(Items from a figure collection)
········

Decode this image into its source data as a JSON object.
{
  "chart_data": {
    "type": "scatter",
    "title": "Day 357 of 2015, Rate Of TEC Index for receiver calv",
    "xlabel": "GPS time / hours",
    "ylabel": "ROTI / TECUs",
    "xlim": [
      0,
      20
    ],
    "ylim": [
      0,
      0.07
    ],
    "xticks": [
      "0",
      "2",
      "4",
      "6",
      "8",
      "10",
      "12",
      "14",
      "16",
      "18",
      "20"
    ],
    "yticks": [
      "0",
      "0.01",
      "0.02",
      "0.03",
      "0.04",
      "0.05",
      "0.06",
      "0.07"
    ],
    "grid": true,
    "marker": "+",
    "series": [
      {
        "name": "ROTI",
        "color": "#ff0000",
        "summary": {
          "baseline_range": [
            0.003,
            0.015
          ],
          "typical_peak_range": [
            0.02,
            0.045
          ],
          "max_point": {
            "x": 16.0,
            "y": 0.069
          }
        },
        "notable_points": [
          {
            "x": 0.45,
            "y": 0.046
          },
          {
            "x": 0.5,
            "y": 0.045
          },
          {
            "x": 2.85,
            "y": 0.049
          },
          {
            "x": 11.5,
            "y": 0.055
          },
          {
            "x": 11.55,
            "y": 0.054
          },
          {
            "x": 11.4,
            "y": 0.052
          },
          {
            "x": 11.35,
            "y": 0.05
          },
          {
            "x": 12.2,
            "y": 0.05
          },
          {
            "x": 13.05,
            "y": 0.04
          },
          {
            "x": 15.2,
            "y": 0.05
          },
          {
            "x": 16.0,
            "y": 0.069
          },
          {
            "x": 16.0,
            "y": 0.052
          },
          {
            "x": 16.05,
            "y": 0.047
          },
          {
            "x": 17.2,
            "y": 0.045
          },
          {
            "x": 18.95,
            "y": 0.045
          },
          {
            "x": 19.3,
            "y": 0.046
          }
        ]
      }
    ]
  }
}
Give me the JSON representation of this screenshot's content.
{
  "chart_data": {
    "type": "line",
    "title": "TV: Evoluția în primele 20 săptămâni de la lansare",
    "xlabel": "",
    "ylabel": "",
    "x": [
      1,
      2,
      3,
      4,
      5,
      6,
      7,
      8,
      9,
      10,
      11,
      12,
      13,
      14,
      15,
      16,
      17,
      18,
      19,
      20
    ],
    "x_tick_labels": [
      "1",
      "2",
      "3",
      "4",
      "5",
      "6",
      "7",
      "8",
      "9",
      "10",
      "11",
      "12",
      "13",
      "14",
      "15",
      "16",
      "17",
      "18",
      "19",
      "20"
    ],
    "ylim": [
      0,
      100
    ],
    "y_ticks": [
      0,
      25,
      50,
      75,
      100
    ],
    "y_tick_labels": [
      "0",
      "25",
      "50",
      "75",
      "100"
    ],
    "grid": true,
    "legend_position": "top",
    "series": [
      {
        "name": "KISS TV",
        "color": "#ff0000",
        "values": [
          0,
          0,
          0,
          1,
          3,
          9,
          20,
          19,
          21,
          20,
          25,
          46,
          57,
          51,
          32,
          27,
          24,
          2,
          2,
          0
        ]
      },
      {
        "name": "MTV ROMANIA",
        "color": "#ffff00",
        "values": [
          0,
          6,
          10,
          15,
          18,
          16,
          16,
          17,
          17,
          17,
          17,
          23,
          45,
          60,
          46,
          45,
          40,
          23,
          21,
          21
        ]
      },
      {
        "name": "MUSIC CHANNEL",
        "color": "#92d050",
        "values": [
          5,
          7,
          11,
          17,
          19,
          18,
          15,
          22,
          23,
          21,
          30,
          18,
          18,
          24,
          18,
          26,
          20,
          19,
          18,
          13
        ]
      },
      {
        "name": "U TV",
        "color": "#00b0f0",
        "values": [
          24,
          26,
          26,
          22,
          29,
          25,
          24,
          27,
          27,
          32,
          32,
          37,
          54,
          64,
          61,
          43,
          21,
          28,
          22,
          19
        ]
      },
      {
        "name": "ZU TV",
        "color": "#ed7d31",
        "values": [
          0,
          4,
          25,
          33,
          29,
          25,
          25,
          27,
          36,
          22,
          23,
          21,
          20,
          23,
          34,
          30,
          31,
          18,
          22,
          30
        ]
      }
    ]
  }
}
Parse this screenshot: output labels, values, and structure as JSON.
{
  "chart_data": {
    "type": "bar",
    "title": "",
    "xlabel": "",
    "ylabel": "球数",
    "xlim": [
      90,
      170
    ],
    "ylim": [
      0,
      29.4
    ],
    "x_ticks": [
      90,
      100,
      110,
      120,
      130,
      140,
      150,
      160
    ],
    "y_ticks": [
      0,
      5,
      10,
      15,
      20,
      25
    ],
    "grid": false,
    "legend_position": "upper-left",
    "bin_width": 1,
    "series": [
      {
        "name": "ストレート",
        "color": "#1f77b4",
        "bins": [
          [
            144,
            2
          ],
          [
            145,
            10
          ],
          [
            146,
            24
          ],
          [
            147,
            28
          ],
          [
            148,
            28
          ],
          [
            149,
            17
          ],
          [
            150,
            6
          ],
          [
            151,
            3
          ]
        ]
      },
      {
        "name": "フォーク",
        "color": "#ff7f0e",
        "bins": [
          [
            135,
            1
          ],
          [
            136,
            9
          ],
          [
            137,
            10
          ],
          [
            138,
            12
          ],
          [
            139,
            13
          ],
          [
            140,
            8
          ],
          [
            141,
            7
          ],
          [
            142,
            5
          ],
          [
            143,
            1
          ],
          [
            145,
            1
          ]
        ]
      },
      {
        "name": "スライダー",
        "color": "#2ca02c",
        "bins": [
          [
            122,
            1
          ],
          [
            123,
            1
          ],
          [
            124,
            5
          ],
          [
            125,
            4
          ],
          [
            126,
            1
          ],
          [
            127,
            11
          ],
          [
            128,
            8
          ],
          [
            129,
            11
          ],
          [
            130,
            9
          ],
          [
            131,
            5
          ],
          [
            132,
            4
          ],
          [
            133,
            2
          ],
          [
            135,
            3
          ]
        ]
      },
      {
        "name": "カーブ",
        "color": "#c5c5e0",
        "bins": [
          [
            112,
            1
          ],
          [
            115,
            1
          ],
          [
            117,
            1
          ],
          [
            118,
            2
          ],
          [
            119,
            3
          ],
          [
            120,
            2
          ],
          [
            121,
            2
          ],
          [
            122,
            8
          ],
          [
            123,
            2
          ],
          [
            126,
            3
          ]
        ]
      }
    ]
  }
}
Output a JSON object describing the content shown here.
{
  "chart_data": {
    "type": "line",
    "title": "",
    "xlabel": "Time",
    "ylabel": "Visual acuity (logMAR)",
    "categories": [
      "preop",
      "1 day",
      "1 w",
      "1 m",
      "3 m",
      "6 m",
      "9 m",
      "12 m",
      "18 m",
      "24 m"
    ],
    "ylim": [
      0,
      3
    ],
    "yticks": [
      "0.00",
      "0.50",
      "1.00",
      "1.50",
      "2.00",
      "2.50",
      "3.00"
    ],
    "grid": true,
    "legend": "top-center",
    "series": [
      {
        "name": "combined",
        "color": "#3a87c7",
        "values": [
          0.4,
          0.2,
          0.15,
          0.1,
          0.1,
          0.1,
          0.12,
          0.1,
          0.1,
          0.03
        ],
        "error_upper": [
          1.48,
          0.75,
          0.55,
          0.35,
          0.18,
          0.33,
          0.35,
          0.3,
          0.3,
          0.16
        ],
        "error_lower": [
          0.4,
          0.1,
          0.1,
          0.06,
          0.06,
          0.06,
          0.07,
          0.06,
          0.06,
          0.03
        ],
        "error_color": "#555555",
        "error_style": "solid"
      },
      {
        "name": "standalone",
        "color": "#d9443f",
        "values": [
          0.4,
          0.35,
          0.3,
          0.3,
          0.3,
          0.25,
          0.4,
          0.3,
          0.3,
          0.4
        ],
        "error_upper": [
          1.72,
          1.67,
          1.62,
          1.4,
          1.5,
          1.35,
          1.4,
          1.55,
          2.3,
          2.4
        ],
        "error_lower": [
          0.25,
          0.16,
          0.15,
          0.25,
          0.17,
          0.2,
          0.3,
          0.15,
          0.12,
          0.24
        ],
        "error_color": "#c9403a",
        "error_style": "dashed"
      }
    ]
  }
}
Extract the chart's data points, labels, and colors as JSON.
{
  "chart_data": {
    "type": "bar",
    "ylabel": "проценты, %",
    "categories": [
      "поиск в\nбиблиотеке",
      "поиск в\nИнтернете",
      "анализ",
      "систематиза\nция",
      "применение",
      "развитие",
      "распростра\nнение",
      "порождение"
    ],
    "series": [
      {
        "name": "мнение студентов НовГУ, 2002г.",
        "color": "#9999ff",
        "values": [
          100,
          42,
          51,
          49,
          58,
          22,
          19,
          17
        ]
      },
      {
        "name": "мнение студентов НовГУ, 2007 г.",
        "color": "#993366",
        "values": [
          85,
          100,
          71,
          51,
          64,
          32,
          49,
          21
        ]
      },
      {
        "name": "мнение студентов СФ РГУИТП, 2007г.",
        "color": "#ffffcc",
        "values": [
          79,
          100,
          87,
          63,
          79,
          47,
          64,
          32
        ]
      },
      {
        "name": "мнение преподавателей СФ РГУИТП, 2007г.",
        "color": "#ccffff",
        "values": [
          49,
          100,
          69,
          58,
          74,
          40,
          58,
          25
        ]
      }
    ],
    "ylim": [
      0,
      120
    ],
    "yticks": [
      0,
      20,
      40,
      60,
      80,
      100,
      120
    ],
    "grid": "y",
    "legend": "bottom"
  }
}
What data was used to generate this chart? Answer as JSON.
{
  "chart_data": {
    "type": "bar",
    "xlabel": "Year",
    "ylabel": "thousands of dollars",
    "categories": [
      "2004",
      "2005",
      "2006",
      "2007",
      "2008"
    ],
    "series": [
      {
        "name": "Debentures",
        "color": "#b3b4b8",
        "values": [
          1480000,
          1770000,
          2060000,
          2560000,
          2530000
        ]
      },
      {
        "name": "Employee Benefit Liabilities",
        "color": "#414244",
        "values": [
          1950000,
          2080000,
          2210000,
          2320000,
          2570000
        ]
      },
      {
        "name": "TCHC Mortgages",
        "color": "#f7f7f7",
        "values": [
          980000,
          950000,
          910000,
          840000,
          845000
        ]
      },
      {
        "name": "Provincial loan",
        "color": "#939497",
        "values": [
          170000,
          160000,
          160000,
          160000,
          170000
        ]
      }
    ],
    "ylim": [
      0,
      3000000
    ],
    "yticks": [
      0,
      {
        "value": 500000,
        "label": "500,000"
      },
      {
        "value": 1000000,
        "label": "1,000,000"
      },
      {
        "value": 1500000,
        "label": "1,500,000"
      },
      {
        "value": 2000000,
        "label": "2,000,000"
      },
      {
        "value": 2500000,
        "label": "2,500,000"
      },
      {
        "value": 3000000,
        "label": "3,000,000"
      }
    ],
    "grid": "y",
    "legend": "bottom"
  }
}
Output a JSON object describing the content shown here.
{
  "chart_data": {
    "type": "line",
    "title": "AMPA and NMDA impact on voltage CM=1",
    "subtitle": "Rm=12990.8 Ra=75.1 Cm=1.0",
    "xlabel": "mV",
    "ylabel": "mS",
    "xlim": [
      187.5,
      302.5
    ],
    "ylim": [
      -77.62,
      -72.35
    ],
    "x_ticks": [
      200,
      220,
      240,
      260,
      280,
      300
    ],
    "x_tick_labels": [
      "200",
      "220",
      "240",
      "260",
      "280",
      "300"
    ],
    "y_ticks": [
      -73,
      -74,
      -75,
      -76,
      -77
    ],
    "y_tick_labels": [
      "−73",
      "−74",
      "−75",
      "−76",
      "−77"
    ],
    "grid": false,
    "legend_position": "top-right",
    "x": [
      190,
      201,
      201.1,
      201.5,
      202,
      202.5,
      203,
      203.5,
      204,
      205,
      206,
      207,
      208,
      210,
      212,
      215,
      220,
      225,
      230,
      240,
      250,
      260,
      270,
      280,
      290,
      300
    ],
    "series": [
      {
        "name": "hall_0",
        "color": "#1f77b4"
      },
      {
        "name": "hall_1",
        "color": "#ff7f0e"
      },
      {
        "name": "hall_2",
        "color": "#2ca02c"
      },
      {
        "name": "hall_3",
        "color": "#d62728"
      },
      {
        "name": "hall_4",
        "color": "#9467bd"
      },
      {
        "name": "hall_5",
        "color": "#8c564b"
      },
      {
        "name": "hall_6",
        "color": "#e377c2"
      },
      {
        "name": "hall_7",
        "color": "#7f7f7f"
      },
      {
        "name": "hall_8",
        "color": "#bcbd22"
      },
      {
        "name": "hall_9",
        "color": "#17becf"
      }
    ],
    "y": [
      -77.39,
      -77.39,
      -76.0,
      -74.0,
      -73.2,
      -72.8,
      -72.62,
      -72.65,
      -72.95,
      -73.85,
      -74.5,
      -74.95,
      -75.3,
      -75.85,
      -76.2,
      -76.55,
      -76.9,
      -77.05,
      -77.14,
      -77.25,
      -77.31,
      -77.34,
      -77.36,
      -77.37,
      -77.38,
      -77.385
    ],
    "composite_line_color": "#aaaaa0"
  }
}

········

Report how many lines in the data include the word "this", and give nothing but the count.

THE RESPONSE: 4